_Written exercise 1_:
Using the post on the Bellman equation problem, decide whether each statement agrees with it. For each one, answer yes or no and quote the words from the post that decide it.
(a) The poster wants free software because there is no money to pay for tools.
(b) The poster rules out theoretical approximations and wants only numerical solutions.
(c) $X_{t}$ stands for the amount of goods acquired in period $t$ at price $Y_{t}$.

_Text to read_:
# Solution to Dynamic Programming (Bellman Equation) Problem

Could someone please provide pointers on how to solve the below? If any theoretical approximations are possible, that would be very helpful. If numerical solutions are the right approach, could you suggest how we can do this in R (restricted to free software due to limited, actually zero, funding; hence R pointers would be most welcome)?

The Bellman equation to be solved is given by,

$$V_{t}\left(Y_{t-1},Z_{t}\right)=\underset{\left\{ X_{t}\right\} }{\min}\:E_{t}\left[\max\left\{ \left(Y_{t}-Y_{t-1}\right),0\right\} Z_{t}+V_{t+1}\left(Y_{t},Z_{t+1}\right)\right]$$

Here, the notation stands for,

$V_{t}\left(Y_{t-1},Z_{t}\right)$ is the value function at time $t$.

$E_{t}$ is the Expectation taken at time $t$.

$X_{t}$, is the quantity or amount of goods acquired in period $t$ at price $Y_{t}$.

_Written exercise 2_:
From the listing below, transcribe everything from the line containing "gap-value: 2,0 p.p. [160, 317, 246, 341]" down to the line containing "category-label: TO [328, 354, 346, 368]", including both of those lines.

_Entries provided_:
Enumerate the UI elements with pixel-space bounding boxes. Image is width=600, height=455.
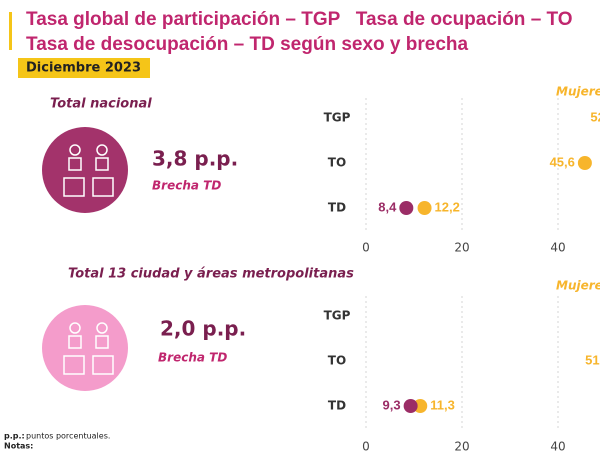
gap-value: 2,0 p.p. [160, 317, 246, 341]
gap-caption: Brecha TD [152, 179, 221, 193]
panel-circle [42, 305, 128, 391]
value-label: 12,2 [435, 199, 460, 214]
category-label: TD [328, 201, 346, 215]
title-line: Tasa global de participación – TGP Tasa … [26, 9, 573, 30]
accent-bar [9, 12, 12, 50]
x-tick-label: 40 [550, 440, 565, 454]
category-label: TO [328, 354, 346, 368]
value-label: 11,3 [430, 397, 455, 412]
category-label: TGP [324, 111, 351, 125]
panel-title: Total 13 ciudad y áreas metropolitanas [68, 267, 354, 282]
x-tick-label: 0 [362, 241, 370, 255]
title-line: Tasa de desocupación – TD según sexo y b… [26, 34, 469, 55]
x-tick-label: 40 [550, 241, 565, 255]
gap-value: 3,8 p.p. [152, 147, 238, 171]
category-label: TGP [324, 309, 351, 323]
value-label: 8,4 [378, 199, 397, 214]
value-label: 52, [590, 109, 600, 124]
note-heading: Notas: [4, 442, 33, 451]
value-label: 45,6 [550, 154, 575, 169]
dot [413, 399, 428, 413]
value-label: 9,3 [383, 397, 401, 412]
category-label: TO [328, 156, 346, 170]
x-tick-label: 20 [454, 241, 469, 255]
period-badge [18, 58, 150, 78]
dot [403, 399, 418, 413]
gap-caption: Brecha TD [158, 351, 227, 365]
x-tick-label: 20 [454, 440, 469, 454]
panel-circle [42, 127, 128, 213]
legend-label: Mujeres [556, 279, 600, 293]
dot [577, 156, 592, 170]
panel-title: Total nacional [50, 97, 152, 112]
note-abbr: p.p.: [4, 432, 25, 441]
x-tick-label: 0 [362, 440, 370, 454]
note-text: puntos porcentuales. [26, 432, 110, 441]
people-icon [63, 144, 114, 375]
dot [399, 201, 414, 215]
dot [417, 201, 432, 215]
value-label: 51, [585, 352, 600, 367]
category-label: TD [328, 399, 346, 413]
legend-label: Mujeres [556, 85, 600, 99]
period: Diciembre 2023 [26, 61, 141, 76]
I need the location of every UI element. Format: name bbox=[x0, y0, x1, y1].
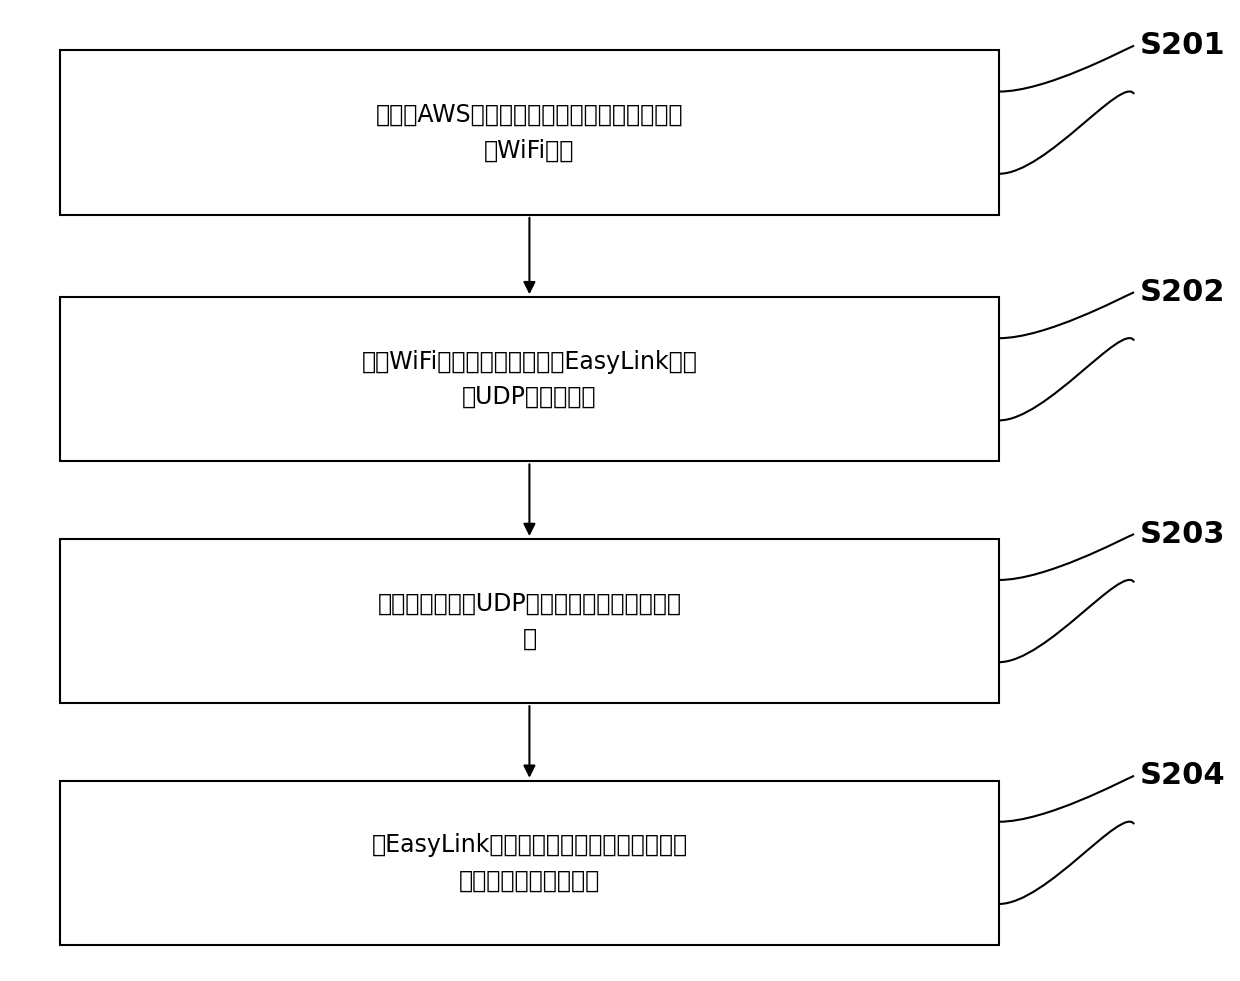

_Task result 1_:
(a) Yes: "restricted to free software due to limited, actually zero, funding"
(b) No: "If any theoretical approximations are possible, that would be very helpful."
(c) Yes: "is the quantity or amount of goods acquired in period $t$ at price $Y_{t}$"

_Task result 2_:
gap-value: 2,0 p.p. [160, 317, 246, 341]
gap-caption: Brecha TD [152, 179, 221, 193]
panel-circle [42, 305, 128, 391]
value-label: 12,2 [435, 199, 460, 214]
category-label: TD [328, 201, 346, 215]
title-line: Tasa global de participación – TGP Tasa … [26, 9, 573, 30]
accent-bar [9, 12, 12, 50]
x-tick-label: 40 [550, 440, 565, 454]
category-label: TO [328, 354, 346, 368]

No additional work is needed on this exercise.